Information shown:
╔══

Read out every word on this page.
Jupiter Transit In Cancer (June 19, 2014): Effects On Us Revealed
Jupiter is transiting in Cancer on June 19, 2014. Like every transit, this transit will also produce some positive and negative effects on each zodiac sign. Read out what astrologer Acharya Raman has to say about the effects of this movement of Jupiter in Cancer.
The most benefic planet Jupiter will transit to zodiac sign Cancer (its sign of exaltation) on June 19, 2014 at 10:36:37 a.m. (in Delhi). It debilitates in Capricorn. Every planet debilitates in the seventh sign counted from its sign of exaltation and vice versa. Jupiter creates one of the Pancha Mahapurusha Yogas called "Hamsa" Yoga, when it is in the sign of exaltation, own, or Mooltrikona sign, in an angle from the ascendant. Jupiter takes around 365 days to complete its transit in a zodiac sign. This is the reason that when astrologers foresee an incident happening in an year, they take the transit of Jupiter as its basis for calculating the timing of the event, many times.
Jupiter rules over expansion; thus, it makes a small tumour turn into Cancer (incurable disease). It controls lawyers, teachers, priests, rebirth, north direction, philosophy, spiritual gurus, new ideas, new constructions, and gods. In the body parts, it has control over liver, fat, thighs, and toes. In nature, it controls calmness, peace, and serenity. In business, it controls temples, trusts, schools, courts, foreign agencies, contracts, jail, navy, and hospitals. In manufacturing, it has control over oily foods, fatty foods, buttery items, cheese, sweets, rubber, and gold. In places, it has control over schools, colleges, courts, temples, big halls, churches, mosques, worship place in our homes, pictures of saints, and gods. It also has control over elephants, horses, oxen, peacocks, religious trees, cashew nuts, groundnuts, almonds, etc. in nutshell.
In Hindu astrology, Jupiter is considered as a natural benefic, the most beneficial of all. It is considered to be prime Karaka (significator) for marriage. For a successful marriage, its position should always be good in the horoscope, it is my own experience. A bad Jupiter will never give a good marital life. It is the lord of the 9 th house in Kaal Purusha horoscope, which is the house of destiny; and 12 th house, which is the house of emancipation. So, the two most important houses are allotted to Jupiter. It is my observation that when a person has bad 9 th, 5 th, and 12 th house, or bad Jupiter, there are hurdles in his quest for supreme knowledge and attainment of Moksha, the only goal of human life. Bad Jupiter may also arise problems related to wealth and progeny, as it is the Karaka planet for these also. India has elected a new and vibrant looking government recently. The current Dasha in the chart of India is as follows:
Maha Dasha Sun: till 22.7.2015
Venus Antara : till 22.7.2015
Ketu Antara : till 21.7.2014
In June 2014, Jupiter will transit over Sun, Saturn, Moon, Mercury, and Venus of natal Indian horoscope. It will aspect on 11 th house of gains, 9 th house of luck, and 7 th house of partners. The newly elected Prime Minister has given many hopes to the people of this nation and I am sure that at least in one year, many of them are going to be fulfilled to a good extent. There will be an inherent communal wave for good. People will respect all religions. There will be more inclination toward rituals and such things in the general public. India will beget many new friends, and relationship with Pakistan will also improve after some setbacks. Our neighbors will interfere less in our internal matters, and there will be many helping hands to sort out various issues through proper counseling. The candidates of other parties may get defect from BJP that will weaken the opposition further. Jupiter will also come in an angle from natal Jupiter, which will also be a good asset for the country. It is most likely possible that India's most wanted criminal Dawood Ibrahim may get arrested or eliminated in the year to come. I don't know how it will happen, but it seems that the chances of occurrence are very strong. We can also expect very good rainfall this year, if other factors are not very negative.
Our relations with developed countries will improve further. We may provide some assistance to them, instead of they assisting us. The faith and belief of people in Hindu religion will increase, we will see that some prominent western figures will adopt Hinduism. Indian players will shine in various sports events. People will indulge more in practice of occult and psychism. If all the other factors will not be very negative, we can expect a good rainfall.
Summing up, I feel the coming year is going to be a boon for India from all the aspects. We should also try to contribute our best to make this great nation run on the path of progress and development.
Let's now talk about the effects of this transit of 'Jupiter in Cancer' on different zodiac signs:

╚══

Task requirements: Extract all the material, leaving every line as it is.

Solution to the problem:
Read out every word on this page.
Jupiter Transit In Cancer (June 19, 2014): Effects On Us Revealed
Jupiter is transiting in Cancer on June 19, 2014. Like every transit, this transit will also produce some positive and negative effects on each zodiac sign. Read out what astrologer Acharya Raman has to say about the effects of this movement of Jupiter in Cancer.
The most benefic planet Jupiter will transit to zodiac sign Cancer (its sign of exaltation) on June 19, 2014 at 10:36:37 a.m. (in Delhi). It debilitates in Capricorn. Every planet debilitates in the seventh sign counted from its sign of exaltation and vice versa. Jupiter creates one of the Pancha Mahapurusha Yogas called "Hamsa" Yoga, when it is in the sign of exaltation, own, or Mooltrikona sign, in an angle from the ascendant. Jupiter takes around 365 days to complete its transit in a zodiac sign. This is the reason that when astrologers foresee an incident happening in an year, they take the transit of Jupiter as its basis for calculating the timing of the event, many times.
Jupiter rules over expansion; thus, it makes a small tumour turn into Cancer (incurable disease). It controls lawyers, teachers, priests, rebirth, north direction, philosophy, spiritual gurus, new ideas, new constructions, and gods. In the body parts, it has control over liver, fat, thighs, and toes. In nature, it controls calmness, peace, and serenity. In business, it controls temples, trusts, schools, courts, foreign agencies, contracts, jail, navy, and hospitals. In manufacturing, it has control over oily foods, fatty foods, buttery items, cheese, sweets, rubber, and gold. In places, it has control over schools, colleges, courts, temples, big halls, churches, mosques, worship place in our homes, pictures of saints, and gods. It also has control over elephants, horses, oxen, peacocks, religious trees, cashew nuts, groundnuts, almonds, etc. in nutshell.
In Hindu astrology, Jupiter is considered as a natural benefic, the most beneficial of all. It is considered to be prime Karaka (significator) for marriage. For a successful marriage, its position should always be good in the horoscope, it is my own experience. A bad Jupiter will never give a good marital life. It is the lord of the 9 th house in Kaal Purusha horoscope, which is the house of destiny; and 12 th house, which is the house of emancipation. So, the two most important houses are allotted to Jupiter. It is my observation that when a person has bad 9 th, 5 th, and 12 th house, or bad Jupiter, there are hurdles in his quest for supreme knowledge and attainment of Moksha, the only goal of human life. Bad Jupiter may also arise problems related to wealth and progeny, as it is the Karaka planet for these also. India has elected a new and vibrant looking government recently. The current Dasha in the chart of India is as follows:
Maha Dasha Sun: till 22.7.2015
Venus Antara : till 22.7.2015
Ketu Antara : till 21.7.2014
In June 2014, Jupiter will transit over Sun, Saturn, Moon, Mercury, and Venus of natal Indian horoscope. It will aspect on 11 th house of gains, 9 th house of luck, and 7 th house of partners. The newly elected Prime Minister has given many hopes to the people of this nation and I am sure that at least in one year, many of them are going to be fulfilled to a good extent. There will be an inherent communal wave for good. People will respect all religions. There will be more inclination toward rituals and such things in the general public. India will beget many new friends, and relationship with Pakistan will also improve after some setbacks. Our neighbors will interfere less in our internal matters, and there will be many helping hands to sort out various issues through proper counseling. The candidates of other parties may get defect from BJP that will weaken the opposition further. Jupiter will also come in an angle from natal Jupiter, which will also be a good asset for the country. It is most likely possible that India's most wanted criminal Dawood Ibrahim may get arrested or eliminated in the year to come. I don't know how it will happen, but it seems that the chances of occurrence are very strong. We can also expect very good rainfall this year, if other factors are not very negative.
Our relations with developed countries will improve further. We may provide some assistance to them, instead of they assisting us. The faith and belief of people in Hindu religion will increase, we will see that some prominent western figures will adopt Hinduism. Indian players will shine in various sports events. People will indulge more in practice of occult and psychism. If all the other factors will not be very negative, we can expect a good rainfall.
Summing up, I feel the coming year is going to be a boon for India from all the aspects. We should also try to contribute our best to make this great nation run on the path of progress and development.
Let's now talk about the effects of this transit of 'Jupiter in Cancer' on different zodiac signs:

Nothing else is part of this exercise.